» **What is required**
Go through the data below and gather each line containing "edilmiştir".
————————
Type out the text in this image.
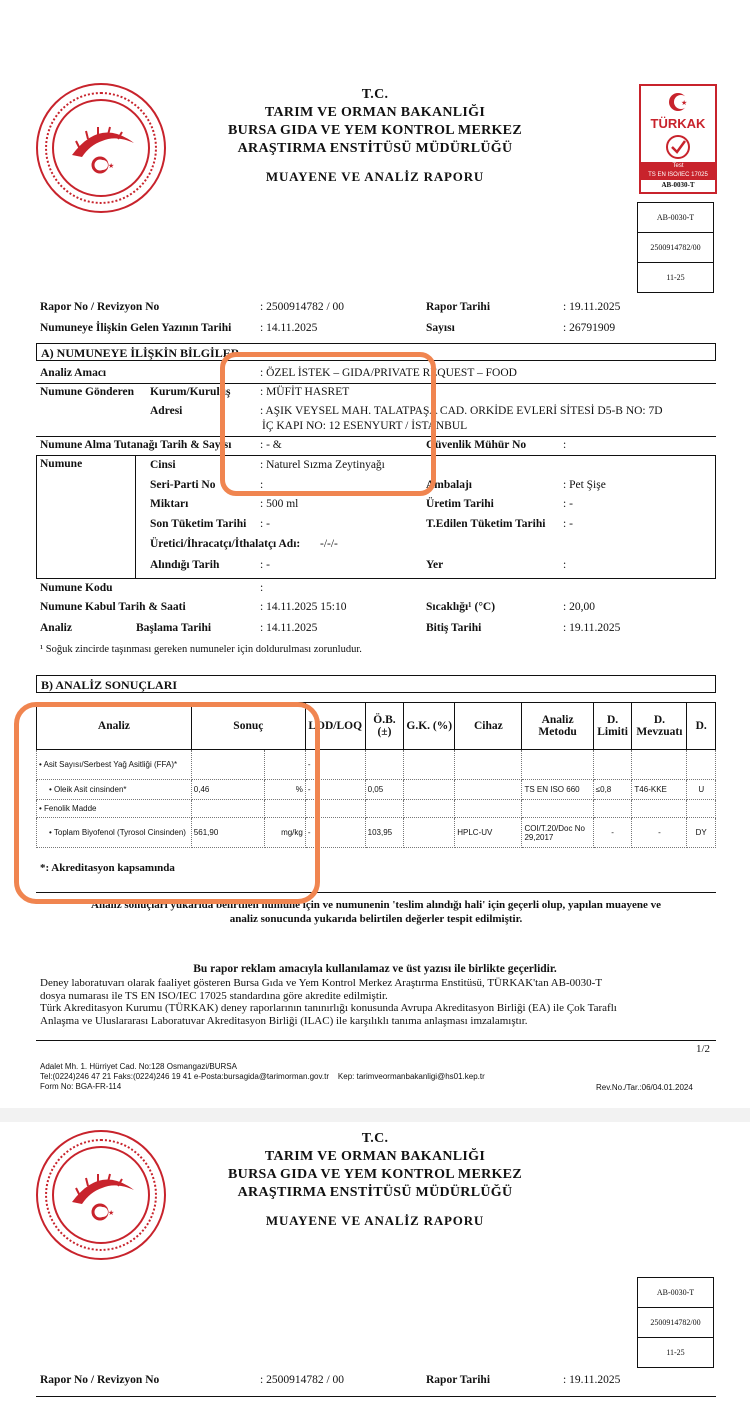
★
T.C.
TARIM VE ORMAN BAKANLIĞI
BURSA GIDA VE YEM KONTROL MERKEZ
ARAŞTIRMA ENSTİTÜSÜ MÜDÜRLÜĞÜ
MUAYENE VE ANALİZ RAPORU
★
TÜRKAK
Test
TS EN ISO/IEC 17025
AB-0030-T
AB-0030-T
2500914782/00
11-25
Rapor No / Revizyon No	: 2500914782 / 00	Rapor Tarihi	: 19.11.2025
Numuneye İlişkin Gelen Yazının Tarihi : 14.11.2025	Sayısı	: 26791909
A) NUMUNEYE İLİŞKİN BİLGİLER
Analiz Amacı	: ÖZEL İSTEK – GIDA/PRIVATE REQUEST – FOOD
Numune Gönderen Kurum/Kuruluş	: MÜFİT HASRET
Adresi	: AŞIK VEYSEL MAH. TALATPAŞA CAD. ORKİDE EVLERİ SİTESİ D5-B NO: 7D
İÇ KAPI NO: 12 ESENYURT / İSTANBUL
Numune Alma Tutanağı Tarih & Sayısı : - &	Güvenlik Mühür No	:
Numune	Cinsi	: Naturel Sızma Zeytinyağı
Seri-Parti No	:	Ambalajı	: Pet Şişe
Miktarı	: 500 ml	Üretim Tarihi	: -
Son Tüketim Tarihi : -	T.Edilen Tüketim Tarihi : -
Üretici/İhracatçı/İthalatçı Adı: -/-/-
Alındığı Tarih	: -	Yer	:
Numune Kodu	:
Numune Kabul Tarih & Saati	: 14.11.2025 15:10	Sıcaklığı¹ (°C)	: 20,00
Analiz	Başlama Tarihi	: 14.11.2025	Bitiş Tarihi	: 19.11.2025
¹ Soğuk zincirde taşınması gereken numuneler için doldurulması zorunludur.
B) ANALİZ SONUÇLARI
Analiz	Sonuç		LOD/LOQ	Ö.B. (±)	G.K. (%)	Cihaz	Analiz Metodu	D. Limiti	D. Mevzuatı	D.
• Asit Sayısı/Serbest Yağ Asitliği (FFA)*			-							
• Oleik Asit cinsinden*	0,46	%	-	0,05			TS EN ISO 660	≤0,8	T46-KKE	U
• Fenolik Madde										
• Toplam Biyofenol (Tyrosol Cinsinden)	561,90	mg/kg	-	103,95		HPLC-UV	COI/T.20/Doc No 29,2017	-	-	DY
*: Akreditasyon kapsamında
Analiz sonuçları yukarıda belirtilen numune için ve numunenin 'teslim alındığı hali' için geçerli olup, yapılan muayene ve
analiz sonucunda yukarıda belirtilen değerler tespit edilmiştir.
Bu rapor reklam amacıyla kullanılamaz ve üst yazısı ile birlikte geçerlidir.
Deney laboratuvarı olarak faaliyet gösteren Bursa Gıda ve Yem Kontrol Merkez Araştırma Enstitüsü, TÜRKAK'tan AB-0030-T
dosya numarası ile TS EN ISO/IEC 17025 standardına göre akredite edilmiştir.
Türk Akreditasyon Kurumu (TÜRKAK) deney raporlarının tanınırlığı konusunda Avrupa Akreditasyon Birliği (EA) ile Çok Taraflı
Anlaşma ve Uluslararası Laboratuvar Akreditasyon Birliği (ILAC) ile karşılıklı tanıma anlaşması imzalamıştır.
1/2
Adalet Mh. 1. Hürriyet Cad. No:128 Osmangazi/BURSA
Tel:(0224)246 47 21 Faks:(0224)246 19 41 e-Posta:bursagida@tarimorman.gov.tr Kep: tarimveormanbakanligi@hs01.kep.tr
Form No: BGA-FR-114	Rev.No./Tar.:06/04.01.2024
★
T.C.
TARIM VE ORMAN BAKANLIĞI
BURSA GIDA VE YEM KONTROL MERKEZ
ARAŞTIRMA ENSTİTÜSÜ MÜDÜRLÜĞÜ
MUAYENE VE ANALİZ RAPORU
AB-0030-T
2500914782/00
11-25
Rapor No / Revizyon No	: 2500914782 / 00	Rapor Tarihi	: 19.11.2025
————————
» **The reply**
analiz sonucunda yukarıda belirtilen değerler tespit edilmiştir.
dosya numarası ile TS EN ISO/IEC 17025 standardına göre akredite edilmiştir.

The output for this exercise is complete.